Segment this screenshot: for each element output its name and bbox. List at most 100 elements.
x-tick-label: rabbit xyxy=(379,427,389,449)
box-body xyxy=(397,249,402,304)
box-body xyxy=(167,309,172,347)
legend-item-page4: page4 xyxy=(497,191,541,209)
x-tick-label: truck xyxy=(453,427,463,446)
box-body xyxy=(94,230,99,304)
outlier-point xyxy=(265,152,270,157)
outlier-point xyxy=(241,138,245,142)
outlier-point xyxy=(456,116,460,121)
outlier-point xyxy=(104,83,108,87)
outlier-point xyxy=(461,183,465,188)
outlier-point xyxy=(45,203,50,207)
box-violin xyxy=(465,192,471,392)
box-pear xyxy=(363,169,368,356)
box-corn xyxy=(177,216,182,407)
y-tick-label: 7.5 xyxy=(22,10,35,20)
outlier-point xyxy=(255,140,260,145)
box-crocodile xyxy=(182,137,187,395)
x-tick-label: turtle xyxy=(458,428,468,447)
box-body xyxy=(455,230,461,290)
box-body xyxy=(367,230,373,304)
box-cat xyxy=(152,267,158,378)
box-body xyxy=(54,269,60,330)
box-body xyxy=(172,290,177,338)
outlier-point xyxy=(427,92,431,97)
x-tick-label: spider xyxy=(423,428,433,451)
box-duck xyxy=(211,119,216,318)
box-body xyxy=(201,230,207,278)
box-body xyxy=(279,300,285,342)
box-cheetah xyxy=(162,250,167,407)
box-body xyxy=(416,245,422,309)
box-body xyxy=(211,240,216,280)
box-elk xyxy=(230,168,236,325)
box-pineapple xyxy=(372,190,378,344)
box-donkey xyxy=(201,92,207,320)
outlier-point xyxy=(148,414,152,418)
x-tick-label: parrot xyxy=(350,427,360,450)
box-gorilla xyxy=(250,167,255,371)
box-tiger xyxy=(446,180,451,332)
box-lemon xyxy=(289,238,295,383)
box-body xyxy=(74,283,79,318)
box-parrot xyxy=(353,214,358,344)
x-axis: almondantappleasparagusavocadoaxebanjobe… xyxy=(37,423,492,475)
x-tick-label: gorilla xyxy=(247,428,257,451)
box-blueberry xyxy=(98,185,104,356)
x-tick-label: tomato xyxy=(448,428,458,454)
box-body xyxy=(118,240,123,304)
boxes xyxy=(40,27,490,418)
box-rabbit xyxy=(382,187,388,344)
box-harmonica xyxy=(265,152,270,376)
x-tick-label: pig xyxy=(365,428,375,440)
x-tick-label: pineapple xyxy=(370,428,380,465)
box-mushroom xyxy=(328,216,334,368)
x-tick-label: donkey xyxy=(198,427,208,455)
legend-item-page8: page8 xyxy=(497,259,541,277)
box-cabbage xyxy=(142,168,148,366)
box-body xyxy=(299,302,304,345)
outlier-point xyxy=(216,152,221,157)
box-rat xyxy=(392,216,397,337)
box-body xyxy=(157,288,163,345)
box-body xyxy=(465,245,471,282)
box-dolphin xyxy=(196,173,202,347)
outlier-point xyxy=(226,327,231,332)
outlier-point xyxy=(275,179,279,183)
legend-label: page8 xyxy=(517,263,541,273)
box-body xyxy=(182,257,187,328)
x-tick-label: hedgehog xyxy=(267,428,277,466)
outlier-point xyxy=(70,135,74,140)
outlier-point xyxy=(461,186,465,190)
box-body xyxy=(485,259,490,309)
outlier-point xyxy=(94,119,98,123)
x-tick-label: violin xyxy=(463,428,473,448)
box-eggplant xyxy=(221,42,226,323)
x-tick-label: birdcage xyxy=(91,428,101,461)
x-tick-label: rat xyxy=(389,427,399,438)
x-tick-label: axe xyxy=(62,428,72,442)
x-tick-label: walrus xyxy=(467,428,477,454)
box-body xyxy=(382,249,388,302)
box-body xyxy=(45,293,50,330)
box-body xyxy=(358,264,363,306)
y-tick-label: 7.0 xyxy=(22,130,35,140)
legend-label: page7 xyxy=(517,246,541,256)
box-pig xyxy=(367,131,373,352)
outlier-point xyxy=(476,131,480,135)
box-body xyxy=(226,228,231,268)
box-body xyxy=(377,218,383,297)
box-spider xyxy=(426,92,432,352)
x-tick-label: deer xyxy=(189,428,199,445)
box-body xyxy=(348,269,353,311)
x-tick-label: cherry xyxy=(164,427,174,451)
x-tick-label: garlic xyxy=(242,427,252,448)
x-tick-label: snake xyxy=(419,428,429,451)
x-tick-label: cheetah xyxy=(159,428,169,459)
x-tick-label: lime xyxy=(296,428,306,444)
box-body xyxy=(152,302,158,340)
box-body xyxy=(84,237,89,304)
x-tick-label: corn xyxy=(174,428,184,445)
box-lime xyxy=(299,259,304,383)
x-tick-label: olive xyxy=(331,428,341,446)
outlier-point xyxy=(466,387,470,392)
────────────────
# What you are asked to do
Reproduce the rows unchanged, from the first line of the rows through the line containing "legend-item-page4: page4 xyxy=(497,191,541,209)", with both of those lines included.

# Task answer
Segment this screenshot: for each element output its name and bbox. List at most 100 elements.
x-tick-label: rabbit xyxy=(379,427,389,449)
box-body xyxy=(397,249,402,304)
box-body xyxy=(167,309,172,347)
legend-item-page4: page4 xyxy=(497,191,541,209)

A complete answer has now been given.